■ **Task statement**
Collect all lines containing the word "Password" from the data.

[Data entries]
****************

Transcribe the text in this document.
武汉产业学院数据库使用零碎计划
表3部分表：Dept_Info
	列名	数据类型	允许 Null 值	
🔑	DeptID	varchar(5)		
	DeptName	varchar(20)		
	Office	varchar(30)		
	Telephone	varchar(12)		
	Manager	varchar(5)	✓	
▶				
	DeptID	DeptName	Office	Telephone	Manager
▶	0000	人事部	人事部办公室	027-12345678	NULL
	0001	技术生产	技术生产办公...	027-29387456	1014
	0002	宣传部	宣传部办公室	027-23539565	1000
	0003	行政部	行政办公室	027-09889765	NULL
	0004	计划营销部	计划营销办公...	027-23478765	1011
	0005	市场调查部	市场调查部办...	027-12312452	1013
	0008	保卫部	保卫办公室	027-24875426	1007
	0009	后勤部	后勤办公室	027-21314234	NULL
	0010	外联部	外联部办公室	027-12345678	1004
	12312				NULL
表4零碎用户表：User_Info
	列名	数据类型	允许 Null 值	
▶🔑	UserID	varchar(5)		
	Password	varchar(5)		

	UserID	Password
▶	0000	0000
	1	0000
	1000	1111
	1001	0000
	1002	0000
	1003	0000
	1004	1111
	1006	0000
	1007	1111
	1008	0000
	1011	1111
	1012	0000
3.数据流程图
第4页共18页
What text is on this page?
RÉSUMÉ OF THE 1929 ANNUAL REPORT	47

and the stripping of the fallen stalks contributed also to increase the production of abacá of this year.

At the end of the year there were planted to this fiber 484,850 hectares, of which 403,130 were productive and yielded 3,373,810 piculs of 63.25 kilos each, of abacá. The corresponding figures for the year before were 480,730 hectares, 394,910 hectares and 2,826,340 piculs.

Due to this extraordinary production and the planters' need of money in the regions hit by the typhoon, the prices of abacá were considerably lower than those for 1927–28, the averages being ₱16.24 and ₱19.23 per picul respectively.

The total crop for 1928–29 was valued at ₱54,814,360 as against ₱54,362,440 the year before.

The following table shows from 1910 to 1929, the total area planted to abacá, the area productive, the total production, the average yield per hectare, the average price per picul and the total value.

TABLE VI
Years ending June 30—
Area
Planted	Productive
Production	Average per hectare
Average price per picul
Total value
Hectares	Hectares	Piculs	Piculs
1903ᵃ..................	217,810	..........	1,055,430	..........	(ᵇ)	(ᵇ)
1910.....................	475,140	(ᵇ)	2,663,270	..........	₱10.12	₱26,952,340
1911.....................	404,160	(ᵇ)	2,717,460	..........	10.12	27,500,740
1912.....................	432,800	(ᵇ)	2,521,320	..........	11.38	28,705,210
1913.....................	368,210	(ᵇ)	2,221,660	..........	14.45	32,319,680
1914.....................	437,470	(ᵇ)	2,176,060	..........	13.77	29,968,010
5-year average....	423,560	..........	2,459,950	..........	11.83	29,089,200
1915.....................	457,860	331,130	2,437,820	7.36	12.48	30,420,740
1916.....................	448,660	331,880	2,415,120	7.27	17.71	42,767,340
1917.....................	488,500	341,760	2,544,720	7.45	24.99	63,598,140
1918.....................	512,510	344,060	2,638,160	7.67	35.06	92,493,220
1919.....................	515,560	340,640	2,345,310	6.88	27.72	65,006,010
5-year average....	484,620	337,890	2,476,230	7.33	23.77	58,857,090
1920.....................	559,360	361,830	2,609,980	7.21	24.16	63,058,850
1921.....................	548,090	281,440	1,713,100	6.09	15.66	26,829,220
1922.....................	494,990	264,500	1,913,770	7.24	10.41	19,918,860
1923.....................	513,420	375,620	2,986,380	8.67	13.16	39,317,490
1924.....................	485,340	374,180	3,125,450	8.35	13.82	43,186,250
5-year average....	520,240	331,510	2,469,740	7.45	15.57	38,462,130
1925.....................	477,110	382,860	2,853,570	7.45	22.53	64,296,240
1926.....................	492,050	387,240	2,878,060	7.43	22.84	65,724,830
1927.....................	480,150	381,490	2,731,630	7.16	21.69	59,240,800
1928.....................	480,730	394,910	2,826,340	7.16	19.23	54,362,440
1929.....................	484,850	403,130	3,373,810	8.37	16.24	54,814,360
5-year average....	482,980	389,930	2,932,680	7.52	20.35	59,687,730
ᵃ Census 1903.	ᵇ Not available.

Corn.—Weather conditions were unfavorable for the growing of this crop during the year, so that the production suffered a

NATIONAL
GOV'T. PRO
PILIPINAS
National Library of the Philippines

****************

■ **Finished exercise**
	Password	varchar(5)		
	UserID	Password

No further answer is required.